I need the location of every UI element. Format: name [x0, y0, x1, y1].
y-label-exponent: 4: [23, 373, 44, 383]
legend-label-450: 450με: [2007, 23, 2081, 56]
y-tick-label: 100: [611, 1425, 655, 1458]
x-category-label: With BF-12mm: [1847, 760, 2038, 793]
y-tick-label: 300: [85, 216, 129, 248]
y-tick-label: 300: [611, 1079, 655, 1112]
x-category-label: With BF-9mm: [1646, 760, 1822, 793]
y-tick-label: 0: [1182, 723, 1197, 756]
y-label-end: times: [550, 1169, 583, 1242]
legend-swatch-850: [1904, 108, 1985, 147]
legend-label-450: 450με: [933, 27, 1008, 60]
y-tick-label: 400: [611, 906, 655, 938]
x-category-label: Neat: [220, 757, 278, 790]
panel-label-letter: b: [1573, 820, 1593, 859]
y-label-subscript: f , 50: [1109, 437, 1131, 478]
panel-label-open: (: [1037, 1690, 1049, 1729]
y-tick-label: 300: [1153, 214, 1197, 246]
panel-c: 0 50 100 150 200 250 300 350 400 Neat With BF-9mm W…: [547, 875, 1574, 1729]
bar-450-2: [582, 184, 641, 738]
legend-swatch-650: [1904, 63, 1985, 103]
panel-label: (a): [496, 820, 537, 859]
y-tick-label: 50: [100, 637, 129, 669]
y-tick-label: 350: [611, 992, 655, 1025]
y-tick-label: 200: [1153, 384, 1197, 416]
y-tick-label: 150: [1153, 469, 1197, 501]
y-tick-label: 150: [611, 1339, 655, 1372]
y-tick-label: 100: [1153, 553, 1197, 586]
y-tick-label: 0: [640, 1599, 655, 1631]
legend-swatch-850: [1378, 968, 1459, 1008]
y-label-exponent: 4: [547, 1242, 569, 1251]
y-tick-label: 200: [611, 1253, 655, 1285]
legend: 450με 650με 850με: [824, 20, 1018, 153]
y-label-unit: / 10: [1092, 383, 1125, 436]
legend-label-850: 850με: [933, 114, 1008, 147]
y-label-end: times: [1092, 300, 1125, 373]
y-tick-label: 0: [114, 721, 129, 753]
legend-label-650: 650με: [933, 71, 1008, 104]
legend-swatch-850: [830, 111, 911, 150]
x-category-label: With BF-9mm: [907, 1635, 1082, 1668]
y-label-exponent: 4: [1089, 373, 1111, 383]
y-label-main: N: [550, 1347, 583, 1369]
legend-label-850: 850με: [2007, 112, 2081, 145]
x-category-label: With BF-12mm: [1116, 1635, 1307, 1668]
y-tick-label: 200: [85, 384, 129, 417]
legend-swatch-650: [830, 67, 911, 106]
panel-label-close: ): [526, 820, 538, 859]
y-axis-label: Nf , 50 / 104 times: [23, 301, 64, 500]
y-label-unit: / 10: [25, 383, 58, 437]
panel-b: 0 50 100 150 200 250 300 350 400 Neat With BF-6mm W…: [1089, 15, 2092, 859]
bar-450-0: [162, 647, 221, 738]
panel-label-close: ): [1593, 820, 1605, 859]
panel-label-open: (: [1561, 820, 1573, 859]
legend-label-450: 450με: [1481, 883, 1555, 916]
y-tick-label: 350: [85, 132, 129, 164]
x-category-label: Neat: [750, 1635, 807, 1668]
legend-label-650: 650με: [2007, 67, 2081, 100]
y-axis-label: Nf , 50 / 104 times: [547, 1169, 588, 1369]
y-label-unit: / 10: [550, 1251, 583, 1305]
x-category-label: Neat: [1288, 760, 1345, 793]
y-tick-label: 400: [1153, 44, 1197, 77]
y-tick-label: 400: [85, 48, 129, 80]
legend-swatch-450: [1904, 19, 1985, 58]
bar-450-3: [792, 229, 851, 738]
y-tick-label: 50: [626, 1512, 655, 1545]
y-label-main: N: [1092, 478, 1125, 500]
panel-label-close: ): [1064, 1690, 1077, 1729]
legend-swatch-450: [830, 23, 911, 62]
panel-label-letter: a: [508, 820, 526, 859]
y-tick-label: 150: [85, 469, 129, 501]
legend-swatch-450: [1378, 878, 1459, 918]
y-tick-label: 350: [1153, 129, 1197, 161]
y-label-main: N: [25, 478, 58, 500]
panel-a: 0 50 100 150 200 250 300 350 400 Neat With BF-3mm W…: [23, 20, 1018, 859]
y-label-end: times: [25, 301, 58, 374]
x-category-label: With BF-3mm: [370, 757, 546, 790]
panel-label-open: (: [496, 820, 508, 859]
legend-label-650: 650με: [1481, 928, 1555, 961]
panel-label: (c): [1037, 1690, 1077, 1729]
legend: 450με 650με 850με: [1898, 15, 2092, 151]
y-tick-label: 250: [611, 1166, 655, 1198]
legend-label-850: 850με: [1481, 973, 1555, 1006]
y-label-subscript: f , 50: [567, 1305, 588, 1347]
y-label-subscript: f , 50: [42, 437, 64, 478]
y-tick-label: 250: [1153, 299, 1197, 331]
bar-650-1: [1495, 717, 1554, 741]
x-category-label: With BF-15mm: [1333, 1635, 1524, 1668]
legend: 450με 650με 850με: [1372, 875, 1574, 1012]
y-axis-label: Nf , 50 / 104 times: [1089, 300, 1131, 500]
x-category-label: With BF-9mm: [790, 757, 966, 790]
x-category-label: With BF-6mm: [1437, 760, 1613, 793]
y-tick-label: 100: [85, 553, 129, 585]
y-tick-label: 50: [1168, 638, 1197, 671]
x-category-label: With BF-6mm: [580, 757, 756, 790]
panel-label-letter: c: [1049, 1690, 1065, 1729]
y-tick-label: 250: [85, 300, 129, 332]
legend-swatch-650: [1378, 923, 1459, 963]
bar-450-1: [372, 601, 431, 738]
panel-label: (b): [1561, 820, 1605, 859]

_REQUIREMENT:_
Put the records from their first line up to and including the line with "panel-label-close: ): [526, 820, 538, 859]" into a JSON list of strings, one string per line, skipping blank lines.

_REPLY TO THE EXERCISE:_
[
  "I need the location of every UI element. Format: name [x0, y0, x1, y1].",
  "y-label-exponent: 4: [23, 373, 44, 383]",
  "legend-label-450: 450με: [2007, 23, 2081, 56]",
  "y-tick-label: 100: [611, 1425, 655, 1458]",
  "x-category-label: With BF-12mm: [1847, 760, 2038, 793]",
  "y-tick-label: 300: [85, 216, 129, 248]",
  "y-tick-label: 300: [611, 1079, 655, 1112]",
  "x-category-label: With BF-9mm: [1646, 760, 1822, 793]",
  "y-tick-label: 0: [1182, 723, 1197, 756]",
  "y-label-end: times: [550, 1169, 583, 1242]",
  "legend-swatch-850: [1904, 108, 1985, 147]",
  "legend-label-450: 450με: [933, 27, 1008, 60]",
  "y-tick-label: 400: [611, 906, 655, 938]",
  "x-category-label: Neat: [220, 757, 278, 790]",
  "panel-label-letter: b: [1573, 820, 1593, 859]",
  "y-label-subscript: f , 50: [1109, 437, 1131, 478]",
  "panel-label-open: (: [1037, 1690, 1049, 1729]",
  "y-tick-label: 300: [1153, 214, 1197, 246]",
  "panel-c: 0 50 100 150 200 250 300 350 400 Neat With BF-9mm W…: [547, 875, 1574, 1729]",
  "bar-450-2: [582, 184, 641, 738]",
  "legend-swatch-650: [1904, 63, 1985, 103]",
  "panel-label: (a): [496, 820, 537, 859]",
  "y-tick-label: 50: [100, 637, 129, 669]",
  "y-tick-label: 350: [611, 992, 655, 1025]",
  "y-tick-label: 200: [1153, 384, 1197, 416]",
  "y-tick-label: 150: [1153, 469, 1197, 501]",
  "y-tick-label: 150: [611, 1339, 655, 1372]",
  "y-tick-label: 100: [1153, 553, 1197, 586]",
  "y-tick-label: 0: [640, 1599, 655, 1631]",
  "legend-swatch-850: [1378, 968, 1459, 1008]",
  "y-label-exponent: 4: [547, 1242, 569, 1251]",
  "y-tick-label: 200: [611, 1253, 655, 1285]",
  "legend: 450με 650με 850με: [824, 20, 1018, 153]",
  "y-label-unit: / 10: [1092, 383, 1125, 436]",
  "legend-label-850: 850με: [933, 114, 1008, 147]",
  "y-label-end: times: [1092, 300, 1125, 373]",
  "y-tick-label: 0: [114, 721, 129, 753]",
  "legend-label-650: 650με: [933, 71, 1008, 104]",
  "legend-swatch-850: [830, 111, 911, 150]",
  "x-category-label: With BF-9mm: [907, 1635, 1082, 1668]",
  "y-label-exponent: 4: [1089, 373, 1111, 383]",
  "y-label-main: N: [550, 1347, 583, 1369]",
  "legend-label-850: 850με: [2007, 112, 2081, 145]",
  "x-category-label: With BF-12mm: [1116, 1635, 1307, 1668]",
  "y-tick-label: 200: [85, 384, 129, 417]",
  "legend-swatch-650: [830, 67, 911, 106]",
  "panel-label-close: ): [526, 820, 538, 859]"
]